Impact sur les recrutements de cadres en France

 

L’entrée en récession de la France aura un impact important sur la croissance et les investissements des entreprises, et, par voie de conséquence, sur les recrutements. S’agissant des cadres du privé, la dernière grande crise avait fait chuter les recrutements de 28 % au global en 2009 (et de 35 % dans l’industrie) ; il a fallu sept ans pour retrouver un niveau de recrutements similaire à celui d’avant la crise.

 

S’il est prématuré de précisément prévoir les conséquences de la crise actuelle sur le tissu économique hexagonal et a fortiori sur les recrutements de cadres, il est certain que de nombreux secteurs d’activité seront fortement touchés, notamment dans les services à la personne (tourisme, hôtellerie, restauration…) mais aussi dans l’industrie, voire dans la construction. Au premier trimestre 2020, la volumétrie des offres d'emploi cadre publiées a baissé de 19 % par rapport à la même période il y a un an et la baisse s’élevait à 36 % sur le seul mois de mars par rapport à mars 2019. Les trois premiers secteurs recruteurs de cadres (activités informatiques, ingénierie R&D et conseil et gestion des entreprises) font partie des activités les plus fortement touchées, de même que les trois premières fonctions recruteuses de cadres (informatique, commercial, études R&D) ainsi que l’Île-de-France, qui concentre un recrutement de cadre sur deux.

 

Impact sur les cadres et les jeunes diplômés

 

L’arrêt brutal de la dynamique du marché de l’emploi cadre (observée jusqu’à l’année dernière) et une reprise progressive des recrutements de cadres en sortie de crise auront pour conséquence de fragiliser deux catégories de personnes, comme cela se passe lors de tout retournement conjoncturel. D’une part, les cadres séniors pourraient être moins courtisés par les recruteurs, notamment ceux à la recherche d’un emploi.
 

D’autre part, les jeunes diplômés de l’enseignement supérieur, qui arriveront sur le marché du travail, pourraient rencontrer des difficultés dans leur première insertion professionnelle, notamment pour ceux dans les disciplines les plus éloignées de l’emploi. Les cadres en poste, eux, seront proportionnellement moins nombreux à souhaiter changer d’entreprise, tandis que les cadres chômeurs seront plus nombreux, sous l’effet de la crise et de l’augmentation du taux de chômage cadre, à souhaiter être accompagnés pour revenir à un emploi, notamment parmi ceux les plus fragilisés.

### Données enregistrées
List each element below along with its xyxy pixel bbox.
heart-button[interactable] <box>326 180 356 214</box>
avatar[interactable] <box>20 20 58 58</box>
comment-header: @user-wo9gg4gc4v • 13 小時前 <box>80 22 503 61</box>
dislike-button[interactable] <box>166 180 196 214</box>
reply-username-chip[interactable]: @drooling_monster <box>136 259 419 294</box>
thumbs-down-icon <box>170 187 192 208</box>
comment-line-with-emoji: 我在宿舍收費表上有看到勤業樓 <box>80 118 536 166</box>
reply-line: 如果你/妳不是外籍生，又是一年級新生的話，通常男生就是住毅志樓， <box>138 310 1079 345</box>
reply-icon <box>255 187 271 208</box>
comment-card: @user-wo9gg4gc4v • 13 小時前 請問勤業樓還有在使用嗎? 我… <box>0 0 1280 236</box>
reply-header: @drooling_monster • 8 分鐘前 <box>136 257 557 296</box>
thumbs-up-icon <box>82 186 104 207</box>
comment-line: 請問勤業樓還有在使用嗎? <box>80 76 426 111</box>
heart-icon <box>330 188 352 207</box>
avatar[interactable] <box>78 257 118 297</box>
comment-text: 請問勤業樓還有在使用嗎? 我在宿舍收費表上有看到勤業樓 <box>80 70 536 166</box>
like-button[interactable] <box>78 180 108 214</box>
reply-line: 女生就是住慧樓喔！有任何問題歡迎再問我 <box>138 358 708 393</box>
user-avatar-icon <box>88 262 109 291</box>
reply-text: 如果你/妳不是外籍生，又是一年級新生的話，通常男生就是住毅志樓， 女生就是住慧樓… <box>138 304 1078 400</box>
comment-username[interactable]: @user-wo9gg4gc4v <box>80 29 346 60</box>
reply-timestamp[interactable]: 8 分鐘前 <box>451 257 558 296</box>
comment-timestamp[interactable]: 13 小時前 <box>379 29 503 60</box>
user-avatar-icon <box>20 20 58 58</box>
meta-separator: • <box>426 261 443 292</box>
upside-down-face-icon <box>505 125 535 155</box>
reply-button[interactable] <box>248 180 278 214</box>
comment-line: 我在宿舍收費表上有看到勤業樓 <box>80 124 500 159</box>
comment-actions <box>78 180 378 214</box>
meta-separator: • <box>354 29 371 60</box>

### Consigne
Poursuivez l'extrait sur l'impact de la crise sur les recrutements de cadres en reprenant après sa dernière phrase.

### Réponse
 

La relation des cadres au travail et à l’entreprise : vers un nouveau paradigme ?

 

Sous l’effet de la crise actuelle et grâce aux nouvelles technologies, le télétravail aura offert de nouvelles possibilités aux cadres pour continuer de travailler tout en permettant aux employeurs de partiellement ou totalement poursuivre leur activité.
 

Ce mode d’organisation inédit à grande échelle pourrait faire voler en éclats les freins, les idées reçues mais aussi les discours que beaucoup de directions pouvaient avoir avant la crise et qu’elles pourraient plus difficilement tenir lors de la sortie de crise.


Pour autant, les cadres, qui revendiquent le télétravail, ne le souhaitent pour la plupart qu’un ou deux jours par semaine, afin de préserver le lien social dont tous les salariés ont besoin. La période de confinement pourrait ainsi laisser place à un besoin accru des cadres en matière de collectif et de plaisir à travailler ensemble.
 

Aussi, l’activité des cadres pourrait reprendre différemment lors de la sortie de crise, la période de confinement ayant été propice à la prise de recul mais aussi à de nouvelles manières de travailler collectivement et à de nouveaux modes de management où la relation manager-subordonnée est davantage basée sur la confiance.
 

L’équilibre entre vie professionnelle et vie privée devrait sortir renforcé de la crise sanitaire, les cadres s’étant concentrés sur ce qui était vraiment important pour eux durant la période confinement et souhaitant désormais se recentrer sur l’essentiel et une forme d’épanouissement dans leur vie et leur travail.